Tu tarea: Enumera todas las personas reales (no los personajes de ficción) que se nombran en el texto sobre los síndromes de la clase trabajadora.

Fragmento del documento:
------------------------------------

Sociedad

Síndromes de la clase trabajadora

Diciembre 7, 2021

El año 2012 se estrenó la película “Django sin cadena” escrita y dirigida por Quentin Tarantino. Es una violenta película sobre la esclavitud que ganó dos Oscar de la Academia.

El actor Samuel L Jackson interpreta a Stephen, el mayordomo negro del amo blanco, míster Calvin J Candie (Leonardo DiCaprio). Un mayordomo negro que no sólo odia a la gente de su raza, sino que se cree blanco, rubio y de ojos azules. Stephen no tiene apellido, pero está convencido de pertenecer a la familia Candie.

Y como al amo blanco le conviene, deja que Stephen se crea un Candie, en tiempos donde los esclavos no podían andar a caballo.

Hay una escena en la película donde Stephen se enfurece al ver llegar a un hombre negro montado a caballo y se enfurece más que sus amos blancos. Ese es el síndrome Stephen Candie. El síndrome de aquellos que defienden los privilegios del patrón, más que el mismo patrón.

Sobran jefes, capataces, capangas (los que defienden los intereses de su patrón recurriendo incluso, si es necesario, a la violencia), rompehuelgas, alcahuetes, carneros, sirvientes, vigilantes, policías represores, rastreros, chupamedias, arrastrados y lameculos con este síndrome en la clase trabajadora.

------------------------------------

Material disponible:
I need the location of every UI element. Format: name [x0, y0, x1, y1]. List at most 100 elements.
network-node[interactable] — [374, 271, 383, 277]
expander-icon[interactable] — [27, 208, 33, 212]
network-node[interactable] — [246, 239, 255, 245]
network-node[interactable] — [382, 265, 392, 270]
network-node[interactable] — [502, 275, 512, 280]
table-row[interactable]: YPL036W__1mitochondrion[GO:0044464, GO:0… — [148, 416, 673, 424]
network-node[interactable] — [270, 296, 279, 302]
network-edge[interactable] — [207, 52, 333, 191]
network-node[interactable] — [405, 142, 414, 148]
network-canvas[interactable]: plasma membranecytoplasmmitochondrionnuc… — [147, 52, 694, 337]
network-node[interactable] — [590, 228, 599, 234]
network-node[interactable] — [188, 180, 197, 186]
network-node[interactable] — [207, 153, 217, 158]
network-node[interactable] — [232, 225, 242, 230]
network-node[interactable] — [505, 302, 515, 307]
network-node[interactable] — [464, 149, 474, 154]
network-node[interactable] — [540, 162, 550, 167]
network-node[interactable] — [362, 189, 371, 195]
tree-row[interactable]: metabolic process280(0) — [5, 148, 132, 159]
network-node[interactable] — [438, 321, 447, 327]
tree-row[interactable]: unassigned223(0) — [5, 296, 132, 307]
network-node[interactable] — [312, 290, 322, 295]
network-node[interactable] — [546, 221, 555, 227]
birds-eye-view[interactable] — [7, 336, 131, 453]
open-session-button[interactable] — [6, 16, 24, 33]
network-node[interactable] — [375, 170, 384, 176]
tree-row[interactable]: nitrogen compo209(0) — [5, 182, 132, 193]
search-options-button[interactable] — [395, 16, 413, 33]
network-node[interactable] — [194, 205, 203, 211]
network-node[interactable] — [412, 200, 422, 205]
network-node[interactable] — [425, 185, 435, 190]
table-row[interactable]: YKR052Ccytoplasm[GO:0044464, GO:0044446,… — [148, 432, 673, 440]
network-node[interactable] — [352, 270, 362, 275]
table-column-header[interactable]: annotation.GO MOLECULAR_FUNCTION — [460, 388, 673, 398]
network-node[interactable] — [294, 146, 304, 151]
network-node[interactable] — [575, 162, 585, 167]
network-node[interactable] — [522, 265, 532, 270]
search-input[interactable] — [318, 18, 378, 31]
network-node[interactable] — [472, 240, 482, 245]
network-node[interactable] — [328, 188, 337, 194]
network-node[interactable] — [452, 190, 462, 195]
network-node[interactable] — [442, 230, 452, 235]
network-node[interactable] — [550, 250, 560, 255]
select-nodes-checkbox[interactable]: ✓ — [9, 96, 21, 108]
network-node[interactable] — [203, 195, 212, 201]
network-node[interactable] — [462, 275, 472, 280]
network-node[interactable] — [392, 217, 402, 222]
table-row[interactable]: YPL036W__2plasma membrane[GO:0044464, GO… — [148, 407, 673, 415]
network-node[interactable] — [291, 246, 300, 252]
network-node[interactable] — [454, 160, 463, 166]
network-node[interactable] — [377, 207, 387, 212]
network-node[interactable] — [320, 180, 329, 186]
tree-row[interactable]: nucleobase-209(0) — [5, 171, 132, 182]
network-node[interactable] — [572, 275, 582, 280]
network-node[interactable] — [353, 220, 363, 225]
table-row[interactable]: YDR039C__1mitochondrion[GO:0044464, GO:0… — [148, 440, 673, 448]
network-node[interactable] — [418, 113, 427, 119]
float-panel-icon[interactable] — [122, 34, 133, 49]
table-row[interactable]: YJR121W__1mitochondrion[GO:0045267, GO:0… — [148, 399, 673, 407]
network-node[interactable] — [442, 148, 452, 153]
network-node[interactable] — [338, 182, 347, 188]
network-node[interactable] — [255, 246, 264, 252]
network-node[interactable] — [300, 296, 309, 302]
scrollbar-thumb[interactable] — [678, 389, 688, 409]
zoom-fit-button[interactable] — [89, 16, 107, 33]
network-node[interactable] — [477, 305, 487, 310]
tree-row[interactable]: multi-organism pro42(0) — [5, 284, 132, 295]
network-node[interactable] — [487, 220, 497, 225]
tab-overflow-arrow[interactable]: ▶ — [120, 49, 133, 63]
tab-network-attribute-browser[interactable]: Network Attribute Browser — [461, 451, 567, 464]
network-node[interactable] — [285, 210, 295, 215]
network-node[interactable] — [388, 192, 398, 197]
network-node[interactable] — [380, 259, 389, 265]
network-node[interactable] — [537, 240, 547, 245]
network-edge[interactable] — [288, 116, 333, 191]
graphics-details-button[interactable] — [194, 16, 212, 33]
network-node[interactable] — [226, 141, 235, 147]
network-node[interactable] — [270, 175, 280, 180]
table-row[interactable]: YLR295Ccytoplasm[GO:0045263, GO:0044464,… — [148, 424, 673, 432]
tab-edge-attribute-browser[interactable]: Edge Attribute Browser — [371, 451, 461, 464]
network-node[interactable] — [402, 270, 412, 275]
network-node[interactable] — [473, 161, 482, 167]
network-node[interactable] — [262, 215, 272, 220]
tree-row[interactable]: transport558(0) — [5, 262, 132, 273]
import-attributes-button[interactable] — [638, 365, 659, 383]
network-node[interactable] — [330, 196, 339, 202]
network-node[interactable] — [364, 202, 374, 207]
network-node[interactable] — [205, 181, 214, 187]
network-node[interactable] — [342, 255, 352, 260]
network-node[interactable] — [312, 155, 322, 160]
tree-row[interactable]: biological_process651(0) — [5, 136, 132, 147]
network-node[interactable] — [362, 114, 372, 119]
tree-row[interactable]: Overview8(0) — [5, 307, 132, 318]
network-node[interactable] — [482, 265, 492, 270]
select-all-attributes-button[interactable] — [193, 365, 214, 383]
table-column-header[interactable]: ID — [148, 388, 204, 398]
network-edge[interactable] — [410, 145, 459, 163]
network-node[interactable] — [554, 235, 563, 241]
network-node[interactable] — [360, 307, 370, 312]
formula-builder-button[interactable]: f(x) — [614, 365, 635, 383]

------------------------------------

Respuesta del ejercicio: Quentin Tarantino, Samuel L Jackson, Leonardo DiCaprio